====== Records supplied

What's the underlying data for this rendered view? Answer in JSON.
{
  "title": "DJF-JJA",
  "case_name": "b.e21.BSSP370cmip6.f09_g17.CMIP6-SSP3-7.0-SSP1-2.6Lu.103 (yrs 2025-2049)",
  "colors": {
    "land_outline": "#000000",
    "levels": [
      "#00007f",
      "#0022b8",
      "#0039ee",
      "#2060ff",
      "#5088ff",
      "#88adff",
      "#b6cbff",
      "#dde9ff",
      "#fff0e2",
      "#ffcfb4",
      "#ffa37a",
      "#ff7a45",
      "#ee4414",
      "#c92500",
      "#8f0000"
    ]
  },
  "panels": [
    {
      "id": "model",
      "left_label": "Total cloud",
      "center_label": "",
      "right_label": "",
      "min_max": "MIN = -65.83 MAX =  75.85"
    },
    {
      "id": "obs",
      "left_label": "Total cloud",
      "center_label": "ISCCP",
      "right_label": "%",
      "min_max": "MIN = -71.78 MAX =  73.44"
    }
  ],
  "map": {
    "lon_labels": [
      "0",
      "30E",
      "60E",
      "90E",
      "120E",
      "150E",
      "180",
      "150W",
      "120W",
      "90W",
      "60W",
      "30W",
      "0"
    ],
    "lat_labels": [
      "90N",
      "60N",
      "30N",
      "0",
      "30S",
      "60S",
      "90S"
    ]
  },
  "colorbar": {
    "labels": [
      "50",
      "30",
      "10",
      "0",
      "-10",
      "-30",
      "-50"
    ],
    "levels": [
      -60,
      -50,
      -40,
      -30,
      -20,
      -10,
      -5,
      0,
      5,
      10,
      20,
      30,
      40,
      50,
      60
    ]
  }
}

============

* _Problem_:
Transcribe all of the lines in the records precisely.

* _The result_:
What's the underlying data for this rendered view? Answer in JSON.
{
  "title": "DJF-JJA",
  "case_name": "b.e21.BSSP370cmip6.f09_g17.CMIP6-SSP3-7.0-SSP1-2.6Lu.103 (yrs 2025-2049)",
  "colors": {
    "land_outline": "#000000",
    "levels": [
      "#00007f",
      "#0022b8",
      "#0039ee",
      "#2060ff",
      "#5088ff",
      "#88adff",
      "#b6cbff",
      "#dde9ff",
      "#fff0e2",
      "#ffcfb4",
      "#ffa37a",
      "#ff7a45",
      "#ee4414",
      "#c92500",
      "#8f0000"
    ]
  },
  "panels": [
    {
      "id": "model",
      "left_label": "Total cloud",
      "center_label": "",
      "right_label": "",
      "min_max": "MIN = -65.83 MAX =  75.85"
    },
    {
      "id": "obs",
      "left_label": "Total cloud",
      "center_label": "ISCCP",
      "right_label": "%",
      "min_max": "MIN = -71.78 MAX =  73.44"
    }
  ],
  "map": {
    "lon_labels": [
      "0",
      "30E",
      "60E",
      "90E",
      "120E",
      "150E",
      "180",
      "150W",
      "120W",
      "90W",
      "60W",
      "30W",
      "0"
    ],
    "lat_labels": [
      "90N",
      "60N",
      "30N",
      "0",
      "30S",
      "60S",
      "90S"
    ]
  },
  "colorbar": {
    "labels": [
      "50",
      "30",
      "10",
      "0",
      "-10",
      "-30",
      "-50"
    ],
    "levels": [
      -60,
      -50,
      -40,
      -30,
      -20,
      -10,
      -5,
      0,
      5,
      10,
      20,
      30,
      40,
      50,
      60
    ]
  }
}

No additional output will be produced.